Problems to solve →
a. Decide whether each statement agrees with the LLVM patch review. Answer yes or no for each, and quote the deciding words from the text. (i) The patch lowers maxStoresPerMemcpy from 16 to 8. (ii) maxStoresPerMemmove is set to 16. (iii) The replying author confirms that the optimizer already upgrades global variables to their preferred alignment.
b. In the LLVM patch review, what value is passed to setPrefLoopAlignment?
c. Go on with the LLVM patch review, starting after its final line.

Text passage →
+---+

Ok, I'll skip declarations.

> 
> The optimizer should already be upgrading global variables to their
> preferred alignment when safe, so codegen shouldn't have to replicate this.

Again, that doesn't match what I am seeing.

> 
>> +    return MinAlign(Align, GVOffset);
>> +  }
>> 
>>  // If this is a direct reference to a stack slot, use information about the
>>  // stack slot's alignment.
>> 
> 
>> Modified: llvm/trunk/lib/Target/X86/X86ISelLowering.cpp
>> URL: http://llvm.org/viewvc/llvm-project/llvm/trunk/lib/Target/X86/X86ISelLowering.cpp?rev=100090&r1=100089&r2=100090&view=diff
>> ==============================================================================
>> --- llvm/trunk/lib/Target/X86/X86ISelLowering.cpp (original)
>> +++ llvm/trunk/lib/Target/X86/X86ISelLowering.cpp Thu Apr  1 01:04:33 2010
>> @@ -1012,7 +1012,7 @@
>>  // FIXME: These should be based on subtarget info. Plus, the values should
>>  // be smaller when we are in optimizing for size mode.
>>  maxStoresPerMemset = 16; // For @llvm.memset -> sequence of stores
>> -  maxStoresPerMemcpy = 16; // For @llvm.memcpy -> sequence of stores
>> +  maxStoresPerMemcpy = 8; // For @llvm.memcpy -> sequence of stores
>>  maxStoresPerMemmove = 3; // For @llvm.memmove -> sequence of stores
>>  setPrefLoopAlignment(16);
>>  benefitFromCodePlacementOpt = true;
>> @@ -1074,19 +1074,27 @@
>> /// lowering. It returns MVT::iAny if SelectionDAG should be responsible for
>> /// determining it.

+---+

Entries supplied →
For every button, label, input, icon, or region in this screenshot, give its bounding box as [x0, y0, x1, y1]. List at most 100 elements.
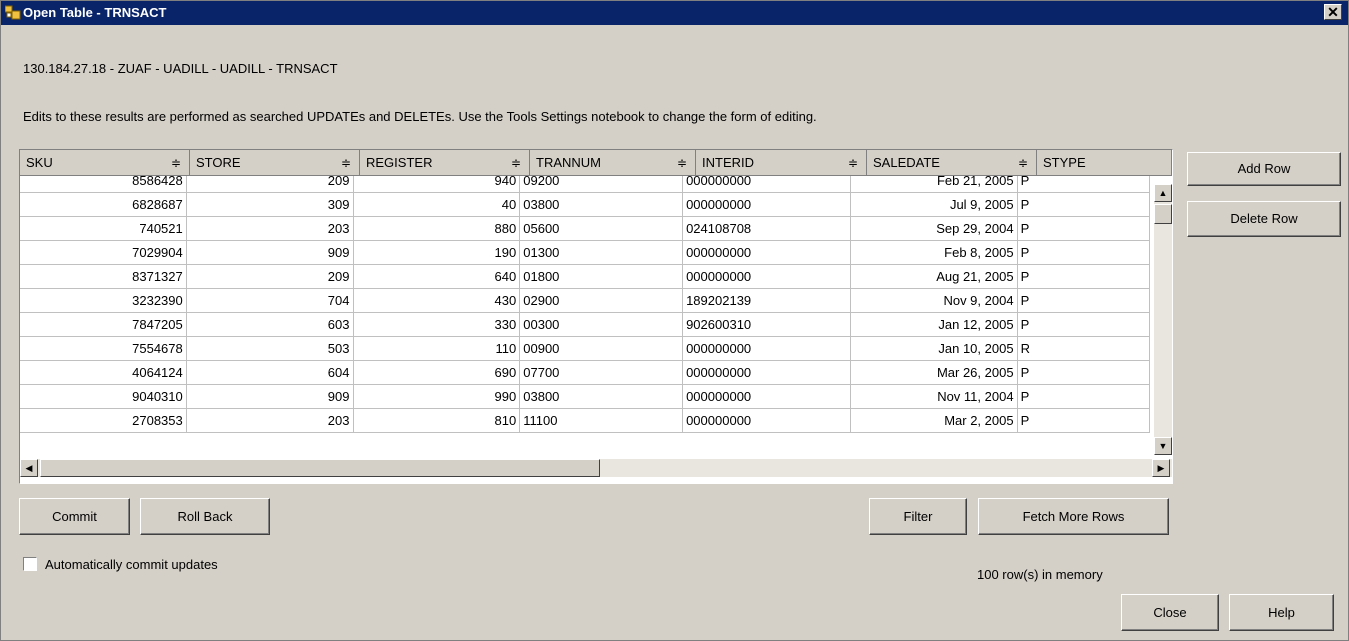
cell-interid[interactable]: 000000000 [683, 193, 851, 217]
cell-stype[interactable]: P [1017, 176, 1150, 193]
cell-sku[interactable]: 7847205 [20, 313, 187, 337]
cell-interid[interactable]: 000000000 [683, 337, 851, 361]
cell-saledate[interactable]: Sep 29, 2004 [850, 217, 1018, 241]
cell-register[interactable]: 810 [353, 409, 521, 433]
cell-interid[interactable]: 000000000 [683, 361, 851, 385]
scroll-up-icon[interactable]: ▲ [1154, 184, 1172, 202]
filter-button[interactable]: Filter [869, 498, 967, 535]
cell-trannum[interactable]: 07700 [520, 361, 684, 385]
cell-store[interactable]: 309 [186, 193, 354, 217]
cell-sku[interactable]: 8371327 [20, 265, 187, 289]
cell-interid[interactable]: 000000000 [683, 265, 851, 289]
cell-trannum[interactable]: 09200 [520, 176, 684, 193]
cell-trannum[interactable]: 01300 [520, 241, 684, 265]
table-row[interactable]: 7847205 603 330 00300 902600310 Jan 12, 2005 P [20, 313, 1150, 337]
column-header-register[interactable]: REGISTER ≑ [360, 150, 530, 176]
table-row[interactable]: 8371327 209 640 01800 000000000 Aug 21, 2005 P [20, 265, 1150, 289]
cell-saledate[interactable]: Feb 8, 2005 [850, 241, 1018, 265]
add-row-button[interactable]: Add Row [1187, 152, 1341, 186]
cell-store[interactable]: 209 [186, 176, 354, 193]
cell-trannum[interactable]: 11100 [520, 409, 684, 433]
close-button[interactable]: Close [1121, 594, 1219, 631]
column-header-stype[interactable]: STYPE [1037, 150, 1172, 176]
cell-interid[interactable]: 024108708 [683, 217, 851, 241]
cell-register[interactable]: 990 [353, 385, 521, 409]
cell-store[interactable]: 909 [186, 385, 354, 409]
cell-interid[interactable]: 000000000 [683, 176, 851, 193]
cell-trannum[interactable]: 00300 [520, 313, 684, 337]
horizontal-scroll-thumb[interactable] [40, 459, 600, 477]
fetch-more-rows-button[interactable]: Fetch More Rows [978, 498, 1169, 535]
cell-sku[interactable]: 4064124 [20, 361, 187, 385]
vertical-scroll-thumb[interactable] [1154, 204, 1172, 224]
auto-commit-checkbox[interactable] [23, 557, 37, 571]
cell-register[interactable]: 190 [353, 241, 521, 265]
cell-register[interactable]: 330 [353, 313, 521, 337]
cell-stype[interactable]: P [1017, 241, 1150, 265]
cell-interid[interactable]: 000000000 [683, 385, 851, 409]
column-header-saledate[interactable]: SALEDATE ≑ [867, 150, 1037, 176]
commit-button[interactable]: Commit [19, 498, 130, 535]
cell-store[interactable]: 203 [186, 217, 354, 241]
cell-sku[interactable]: 8586428 [20, 176, 187, 193]
cell-sku[interactable]: 7029904 [20, 241, 187, 265]
cell-trannum[interactable]: 05600 [520, 217, 684, 241]
cell-sku[interactable]: 7554678 [20, 337, 187, 361]
cell-trannum[interactable]: 03800 [520, 193, 684, 217]
table-row[interactable]: 4064124 604 690 07700 000000000 Mar 26, 2005 P [20, 361, 1150, 385]
results-grid[interactable]: SKU ≑ STORE ≑ REGISTER ≑ TRANNUM ≑ INTERID ≑ … [19, 149, 1173, 484]
cell-register[interactable]: 940 [353, 176, 521, 193]
cell-interid[interactable]: 902600310 [683, 313, 851, 337]
cell-stype[interactable]: P [1017, 409, 1150, 433]
column-header-sku[interactable]: SKU ≑ [20, 150, 190, 176]
cell-sku[interactable]: 3232390 [20, 289, 187, 313]
cell-interid[interactable]: 189202139 [683, 289, 851, 313]
table-row[interactable]: 9040310 909 990 03800 000000000 Nov 11, 2004 P [20, 385, 1150, 409]
cell-saledate[interactable]: Jan 10, 2005 [850, 337, 1018, 361]
horizontal-scrollbar[interactable]: ◀ ▶ [20, 459, 1172, 477]
cell-store[interactable]: 604 [186, 361, 354, 385]
table-row[interactable]: 7029904 909 190 01300 000000000 Feb 8, 2005 P [20, 241, 1150, 265]
close-window-button[interactable]: ✕ [1324, 4, 1342, 20]
cell-stype[interactable]: P [1017, 313, 1150, 337]
table-row[interactable]: 7554678 503 110 00900 000000000 Jan 10, 2005 R [20, 337, 1150, 361]
delete-row-button[interactable]: Delete Row [1187, 201, 1341, 237]
cell-store[interactable]: 209 [186, 265, 354, 289]
scroll-down-icon[interactable]: ▼ [1154, 437, 1172, 455]
column-header-store[interactable]: STORE ≑ [190, 150, 360, 176]
table-row[interactable]: 3232390 704 430 02900 189202139 Nov 9, 2004 P [20, 289, 1150, 313]
cell-stype[interactable]: P [1017, 385, 1150, 409]
cell-stype[interactable]: P [1017, 289, 1150, 313]
cell-register[interactable]: 640 [353, 265, 521, 289]
cell-trannum[interactable]: 01800 [520, 265, 684, 289]
scroll-right-icon[interactable]: ▶ [1152, 459, 1170, 477]
cell-stype[interactable]: P [1017, 265, 1150, 289]
column-header-trannum[interactable]: TRANNUM ≑ [530, 150, 696, 176]
cell-store[interactable]: 704 [186, 289, 354, 313]
cell-register[interactable]: 880 [353, 217, 521, 241]
cell-store[interactable]: 203 [186, 409, 354, 433]
cell-saledate[interactable]: Mar 2, 2005 [850, 409, 1018, 433]
cell-interid[interactable]: 000000000 [683, 409, 851, 433]
cell-store[interactable]: 603 [186, 313, 354, 337]
cell-stype[interactable]: P [1017, 217, 1150, 241]
cell-store[interactable]: 503 [186, 337, 354, 361]
cell-store[interactable]: 909 [186, 241, 354, 265]
cell-saledate[interactable]: Feb 21, 2005 [850, 176, 1018, 193]
roll-back-button[interactable]: Roll Back [140, 498, 270, 535]
cell-stype[interactable]: R [1017, 337, 1150, 361]
cell-sku[interactable]: 740521 [20, 217, 187, 241]
cell-saledate[interactable]: Nov 9, 2004 [850, 289, 1018, 313]
cell-trannum[interactable]: 03800 [520, 385, 684, 409]
cell-interid[interactable]: 000000000 [683, 241, 851, 265]
cell-sku[interactable]: 2708353 [20, 409, 187, 433]
table-row[interactable]: 6828687 309 40 03800 000000000 Jul 9, 2005 P [20, 193, 1150, 217]
cell-register[interactable]: 110 [353, 337, 521, 361]
cell-saledate[interactable]: Jul 9, 2005 [850, 193, 1018, 217]
cell-stype[interactable]: P [1017, 193, 1150, 217]
title-bar[interactable]: Open Table - TRNSACT ✕ [1, 1, 1348, 25]
cell-saledate[interactable]: Jan 12, 2005 [850, 313, 1018, 337]
cell-trannum[interactable]: 02900 [520, 289, 684, 313]
cell-trannum[interactable]: 00900 [520, 337, 684, 361]
cell-register[interactable]: 430 [353, 289, 521, 313]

+---+

Answers →
a.
(i) Yes: "maxStoresPerMemcpy = 8;" replaces "maxStoresPerMemcpy = 16;".
(ii) No: "maxStoresPerMemmove = 3;".
(iii) No: "Again, that doesn't match what I am seeing."

b. 16

c.
>> EVT
>> -X86TargetLowering::getOptimalMemOpType(uint64_t Size, unsigned Align,
>> -                                       bool isSrcConst, bool isSrcStr,
>> +X86TargetLowering::getOptimalMemOpType(uint64_t Size,
>> +                                       unsigned DstAlign, unsigned SrcAlign,
>>                                       SelectionDAG &DAG) const {
>>  // FIXME: This turns off use of xmm stores for memset/memcpy on targets like
>>  // linux.  This is because the stack realignment code can't handle certain
>>  // cases like PR2962.  This should be removed when PR2962 is fixed.
>>  const Function *F = DAG.getMachineFunction().getFunction();
>> -  bool NoImplicitFloatOps = F->hasFnAttr(Attribute::NoImplicitFloat);
>> -  if (!NoImplicitFloatOps && Subtarget->getStackAlignment() >= 16) {
>> -    if ((isSrcConst || isSrcStr) && Subtarget->hasSSE2() && Size >= 16)
>> -      return MVT::v4i32;
>> -    if ((isSrcConst || isSrcStr) && Subtarget->hasSSE1() && Size >= 16)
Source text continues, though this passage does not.